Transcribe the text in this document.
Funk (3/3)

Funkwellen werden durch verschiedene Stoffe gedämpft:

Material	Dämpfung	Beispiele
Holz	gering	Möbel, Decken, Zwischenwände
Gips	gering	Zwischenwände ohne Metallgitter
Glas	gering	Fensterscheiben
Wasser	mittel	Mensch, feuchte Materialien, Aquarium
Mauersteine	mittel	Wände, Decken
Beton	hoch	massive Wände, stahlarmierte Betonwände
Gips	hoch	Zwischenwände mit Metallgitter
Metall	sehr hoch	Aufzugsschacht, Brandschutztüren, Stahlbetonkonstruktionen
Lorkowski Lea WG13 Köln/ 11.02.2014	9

________________________________________

• **TASK DESCRIPTION**: Repeat back the data above, exact to the last character.

• **RESULT BELOW**:
Transcribe the text in this document.
Funk (3/3)

Funkwellen werden durch verschiedene Stoffe gedämpft:

Material	Dämpfung	Beispiele
Holz	gering	Möbel, Decken, Zwischenwände
Gips	gering	Zwischenwände ohne Metallgitter
Glas	gering	Fensterscheiben
Wasser	mittel	Mensch, feuchte Materialien, Aquarium
Mauersteine	mittel	Wände, Decken
Beton	hoch	massive Wände, stahlarmierte Betonwände
Gips	hoch	Zwischenwände mit Metallgitter
Metall	sehr hoch	Aufzugsschacht, Brandschutztüren, Stahlbetonkonstruktionen
Lorkowski Lea WG13 Köln/ 11.02.2014	9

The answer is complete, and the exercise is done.